**REQUIRED TASK**. Give nothing except the number of lines containing the word "this".

**PROVIDED RECORDS**.

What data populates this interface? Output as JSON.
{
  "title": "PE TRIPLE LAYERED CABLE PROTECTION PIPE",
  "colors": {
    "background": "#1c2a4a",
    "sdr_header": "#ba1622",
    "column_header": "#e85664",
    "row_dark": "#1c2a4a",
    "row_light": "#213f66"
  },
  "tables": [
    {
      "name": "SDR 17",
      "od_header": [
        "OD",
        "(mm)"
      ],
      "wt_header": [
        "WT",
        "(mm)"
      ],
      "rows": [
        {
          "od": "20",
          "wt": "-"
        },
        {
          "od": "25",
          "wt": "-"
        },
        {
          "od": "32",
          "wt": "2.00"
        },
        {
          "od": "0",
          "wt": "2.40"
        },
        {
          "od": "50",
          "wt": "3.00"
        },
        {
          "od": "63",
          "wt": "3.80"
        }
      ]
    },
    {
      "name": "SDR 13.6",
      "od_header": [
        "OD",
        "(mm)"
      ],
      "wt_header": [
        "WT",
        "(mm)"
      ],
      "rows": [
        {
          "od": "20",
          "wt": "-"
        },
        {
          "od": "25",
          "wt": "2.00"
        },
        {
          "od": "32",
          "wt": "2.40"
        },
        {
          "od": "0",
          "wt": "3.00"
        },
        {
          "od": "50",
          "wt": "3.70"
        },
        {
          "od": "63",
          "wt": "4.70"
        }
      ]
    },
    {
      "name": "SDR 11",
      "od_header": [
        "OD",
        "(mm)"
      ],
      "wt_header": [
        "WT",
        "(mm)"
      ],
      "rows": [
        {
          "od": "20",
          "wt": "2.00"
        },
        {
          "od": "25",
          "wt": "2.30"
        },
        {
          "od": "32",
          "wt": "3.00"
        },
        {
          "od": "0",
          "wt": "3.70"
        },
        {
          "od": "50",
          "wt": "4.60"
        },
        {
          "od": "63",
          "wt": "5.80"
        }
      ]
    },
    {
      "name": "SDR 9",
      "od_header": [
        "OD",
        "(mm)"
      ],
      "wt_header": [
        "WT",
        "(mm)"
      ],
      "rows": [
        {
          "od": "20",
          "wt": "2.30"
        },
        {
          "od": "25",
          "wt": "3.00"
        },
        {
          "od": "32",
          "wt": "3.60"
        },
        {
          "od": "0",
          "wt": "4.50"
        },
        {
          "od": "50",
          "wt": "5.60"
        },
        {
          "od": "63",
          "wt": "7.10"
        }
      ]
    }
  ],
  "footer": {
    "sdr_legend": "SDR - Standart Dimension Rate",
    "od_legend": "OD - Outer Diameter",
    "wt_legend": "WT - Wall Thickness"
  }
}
* * *
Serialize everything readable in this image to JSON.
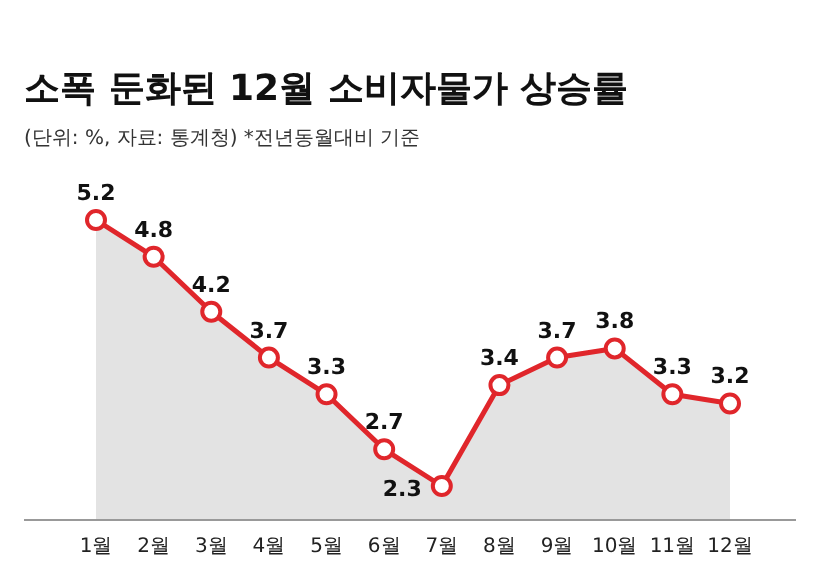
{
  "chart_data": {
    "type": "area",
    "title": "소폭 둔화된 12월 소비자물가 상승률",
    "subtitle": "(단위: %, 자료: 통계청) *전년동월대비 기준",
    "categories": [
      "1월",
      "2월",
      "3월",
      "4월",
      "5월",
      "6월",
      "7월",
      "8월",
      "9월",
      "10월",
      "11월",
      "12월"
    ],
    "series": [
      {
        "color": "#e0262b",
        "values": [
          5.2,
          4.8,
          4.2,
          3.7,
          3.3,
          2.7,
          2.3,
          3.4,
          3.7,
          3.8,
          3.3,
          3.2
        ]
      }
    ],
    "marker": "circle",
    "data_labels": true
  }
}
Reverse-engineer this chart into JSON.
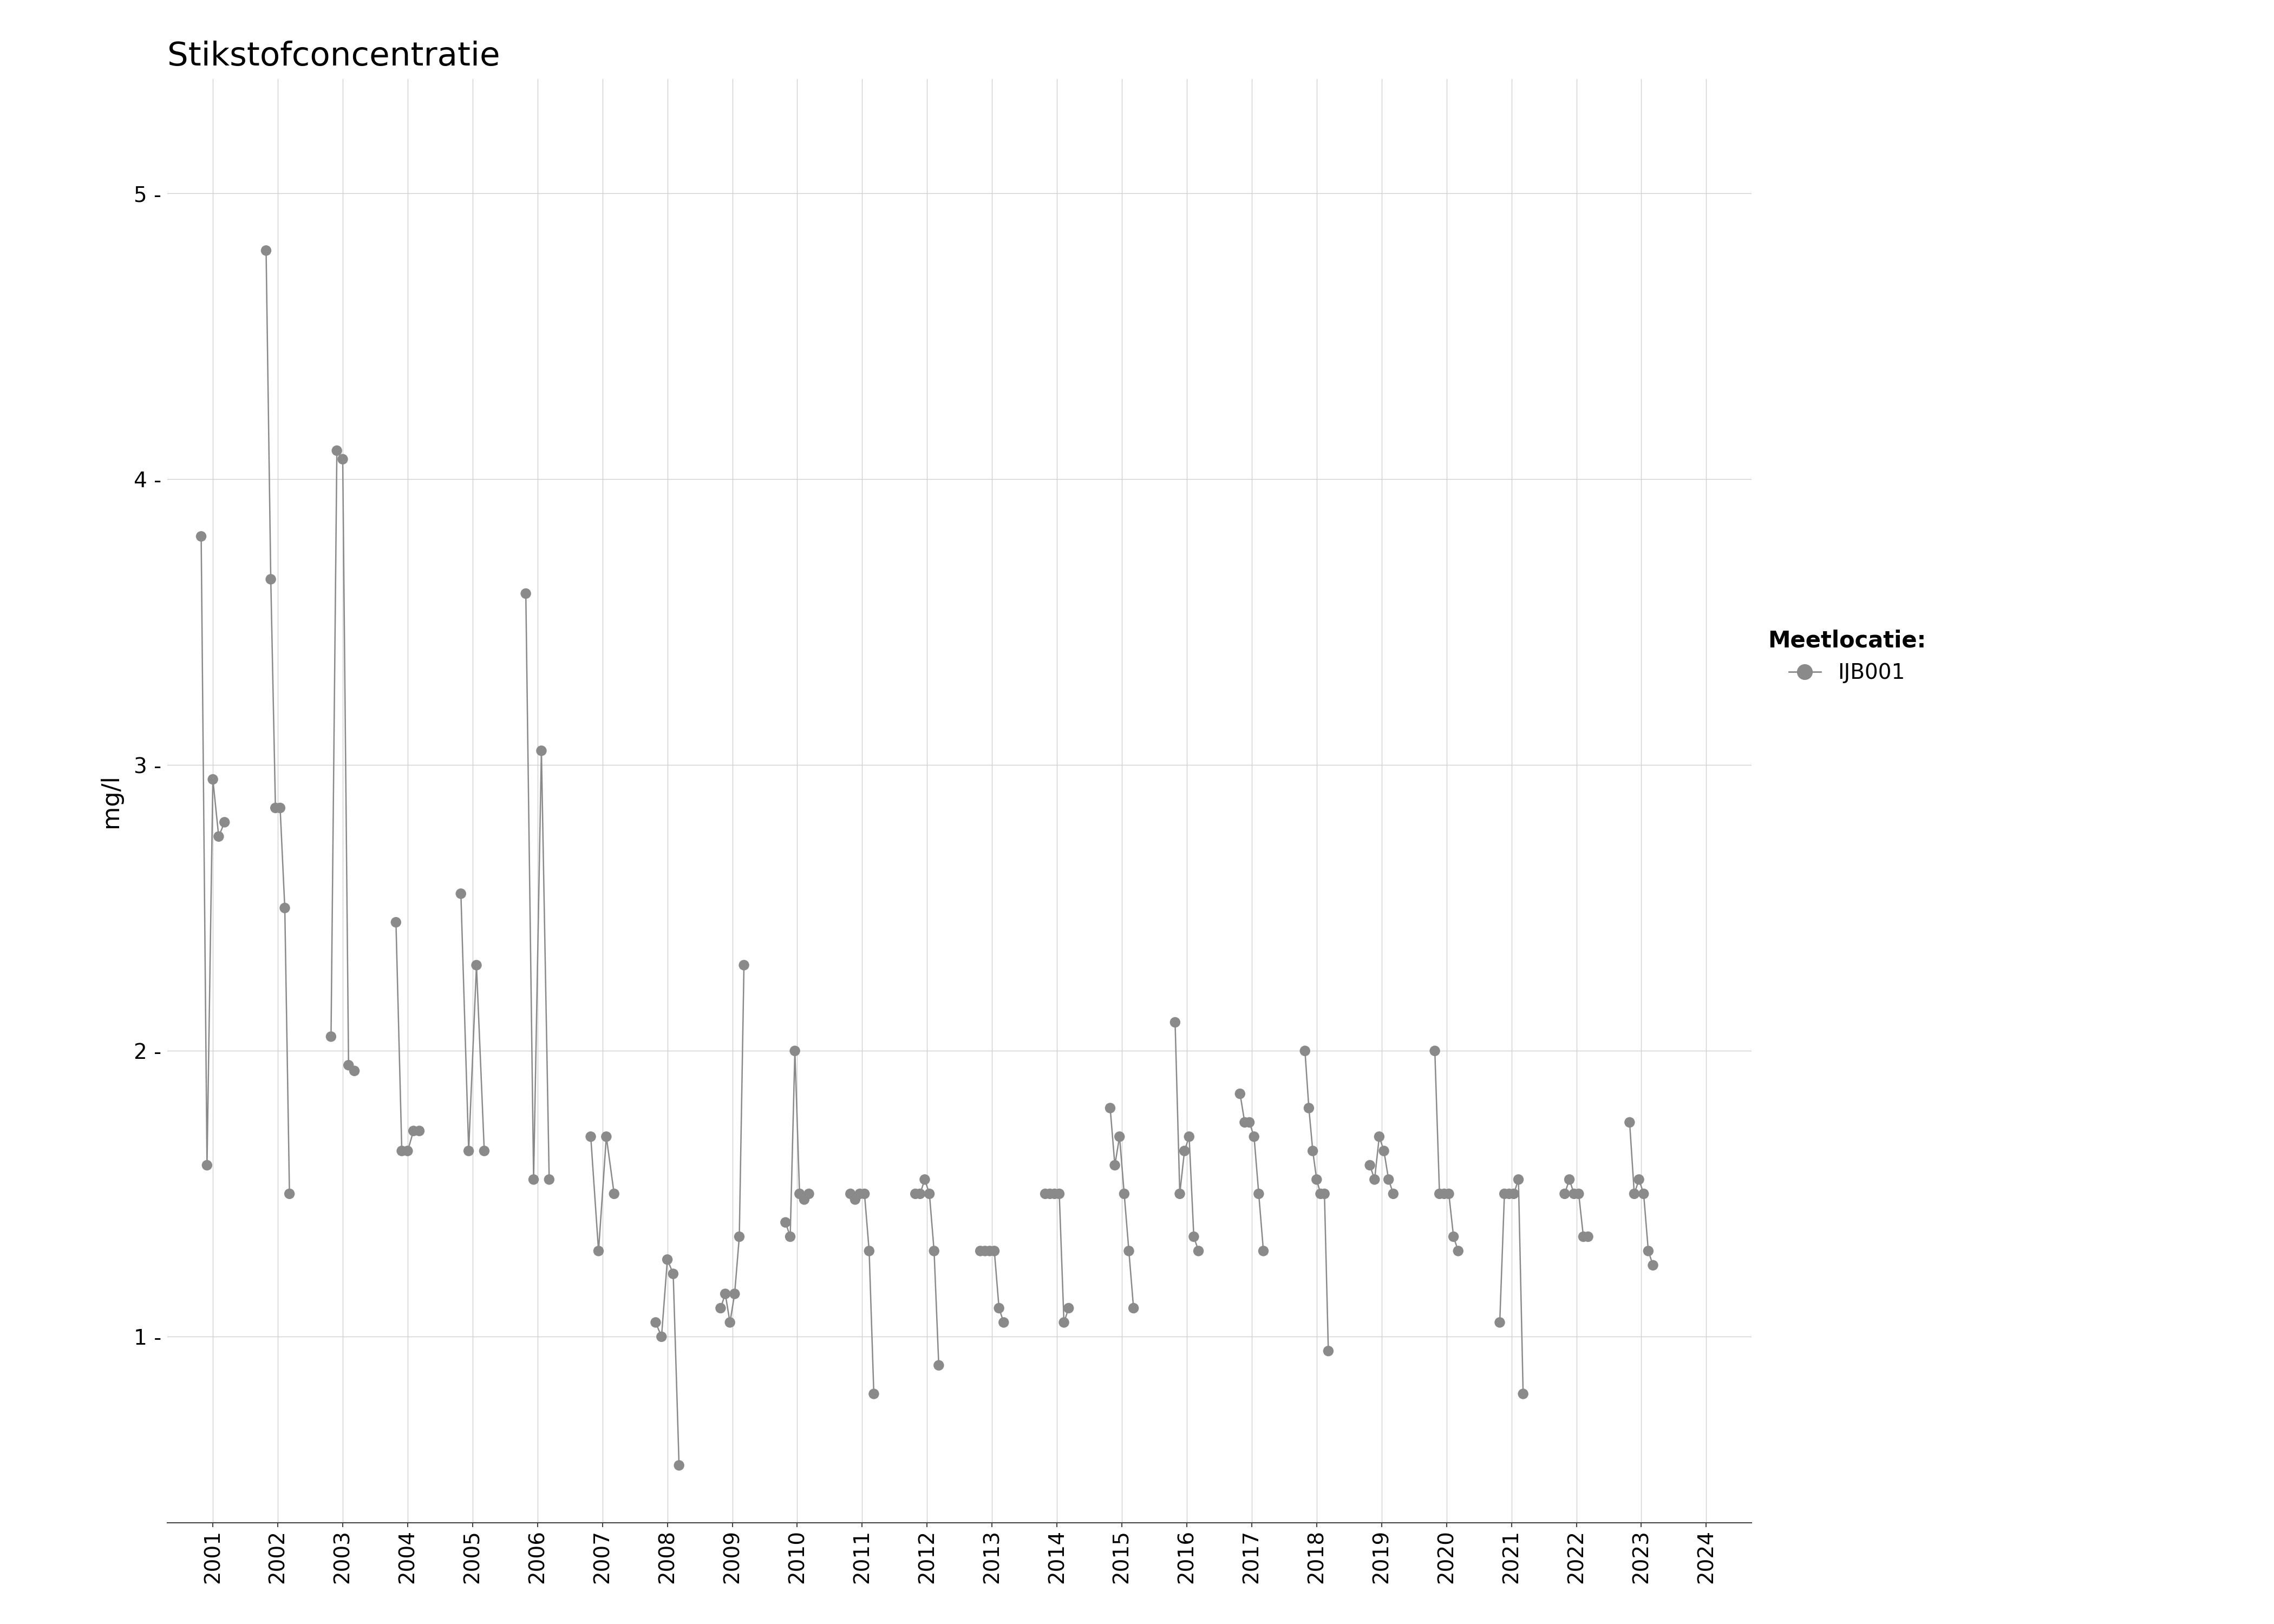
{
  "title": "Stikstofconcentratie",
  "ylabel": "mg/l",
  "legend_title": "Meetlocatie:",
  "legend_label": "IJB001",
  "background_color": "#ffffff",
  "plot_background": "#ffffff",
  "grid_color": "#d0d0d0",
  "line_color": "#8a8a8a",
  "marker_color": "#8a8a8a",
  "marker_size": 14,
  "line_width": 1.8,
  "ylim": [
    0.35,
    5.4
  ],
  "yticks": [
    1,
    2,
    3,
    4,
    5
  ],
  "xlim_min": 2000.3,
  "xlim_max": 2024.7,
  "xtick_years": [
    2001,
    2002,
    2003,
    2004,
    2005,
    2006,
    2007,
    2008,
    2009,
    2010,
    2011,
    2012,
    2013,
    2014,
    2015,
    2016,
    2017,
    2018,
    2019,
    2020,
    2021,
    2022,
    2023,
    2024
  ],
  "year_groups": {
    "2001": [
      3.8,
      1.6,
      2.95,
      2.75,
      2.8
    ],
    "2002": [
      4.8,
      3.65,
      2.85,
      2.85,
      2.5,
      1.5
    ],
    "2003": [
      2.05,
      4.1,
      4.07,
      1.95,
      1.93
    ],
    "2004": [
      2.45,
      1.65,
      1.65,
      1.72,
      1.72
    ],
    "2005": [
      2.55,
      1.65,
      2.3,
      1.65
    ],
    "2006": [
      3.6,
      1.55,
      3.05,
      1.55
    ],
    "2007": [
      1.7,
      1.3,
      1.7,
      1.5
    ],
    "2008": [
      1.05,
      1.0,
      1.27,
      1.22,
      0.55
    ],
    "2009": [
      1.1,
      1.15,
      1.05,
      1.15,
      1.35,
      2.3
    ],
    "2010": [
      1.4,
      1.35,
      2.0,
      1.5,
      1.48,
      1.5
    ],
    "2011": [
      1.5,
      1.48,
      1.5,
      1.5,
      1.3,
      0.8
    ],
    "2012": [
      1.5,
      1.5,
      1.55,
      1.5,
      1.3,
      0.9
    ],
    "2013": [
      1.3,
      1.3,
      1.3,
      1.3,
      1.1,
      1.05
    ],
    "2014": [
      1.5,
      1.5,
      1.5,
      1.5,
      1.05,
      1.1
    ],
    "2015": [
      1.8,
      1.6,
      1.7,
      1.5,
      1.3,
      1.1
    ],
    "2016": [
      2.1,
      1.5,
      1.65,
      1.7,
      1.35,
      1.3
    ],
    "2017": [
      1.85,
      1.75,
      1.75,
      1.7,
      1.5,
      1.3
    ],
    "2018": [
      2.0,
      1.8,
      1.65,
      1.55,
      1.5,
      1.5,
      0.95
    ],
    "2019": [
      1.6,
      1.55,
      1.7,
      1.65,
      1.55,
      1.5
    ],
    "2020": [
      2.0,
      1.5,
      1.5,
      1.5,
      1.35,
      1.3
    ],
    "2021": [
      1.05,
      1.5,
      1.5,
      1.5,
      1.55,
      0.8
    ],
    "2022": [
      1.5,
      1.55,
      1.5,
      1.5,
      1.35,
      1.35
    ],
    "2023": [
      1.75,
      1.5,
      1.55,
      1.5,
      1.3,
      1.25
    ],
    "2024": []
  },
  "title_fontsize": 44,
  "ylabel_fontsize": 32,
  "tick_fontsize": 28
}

**RESPONSE TO THE TASK**. 3